__What is being asked__:
Check each line of the listing below for the string "structured", and give only how many lines hold it.

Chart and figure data
☆ ☆ ☆ ☆
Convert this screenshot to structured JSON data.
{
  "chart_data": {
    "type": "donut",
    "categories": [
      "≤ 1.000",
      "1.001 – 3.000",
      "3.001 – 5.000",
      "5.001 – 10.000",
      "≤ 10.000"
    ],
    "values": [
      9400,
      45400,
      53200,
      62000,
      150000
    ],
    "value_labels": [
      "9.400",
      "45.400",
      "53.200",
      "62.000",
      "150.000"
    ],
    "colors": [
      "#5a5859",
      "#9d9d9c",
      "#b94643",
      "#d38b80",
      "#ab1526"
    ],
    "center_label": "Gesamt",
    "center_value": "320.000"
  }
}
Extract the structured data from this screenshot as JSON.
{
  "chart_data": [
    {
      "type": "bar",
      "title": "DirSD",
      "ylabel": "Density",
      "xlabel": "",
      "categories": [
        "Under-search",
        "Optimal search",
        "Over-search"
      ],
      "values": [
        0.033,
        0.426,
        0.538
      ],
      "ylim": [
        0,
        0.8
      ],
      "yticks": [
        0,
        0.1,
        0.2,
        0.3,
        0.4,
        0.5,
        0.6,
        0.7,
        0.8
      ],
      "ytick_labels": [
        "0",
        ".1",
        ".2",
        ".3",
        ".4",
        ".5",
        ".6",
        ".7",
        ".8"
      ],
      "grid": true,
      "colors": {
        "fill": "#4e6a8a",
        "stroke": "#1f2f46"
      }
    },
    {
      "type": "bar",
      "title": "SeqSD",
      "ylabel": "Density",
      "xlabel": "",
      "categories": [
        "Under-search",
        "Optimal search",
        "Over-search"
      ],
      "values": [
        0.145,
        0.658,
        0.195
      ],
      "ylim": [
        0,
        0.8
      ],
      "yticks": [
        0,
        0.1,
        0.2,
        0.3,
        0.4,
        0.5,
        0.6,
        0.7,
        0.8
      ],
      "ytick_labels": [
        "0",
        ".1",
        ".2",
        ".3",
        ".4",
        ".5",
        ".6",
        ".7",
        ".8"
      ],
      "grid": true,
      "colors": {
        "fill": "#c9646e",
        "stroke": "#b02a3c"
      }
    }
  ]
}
☆ ☆ ☆ ☆
__Task result__:
2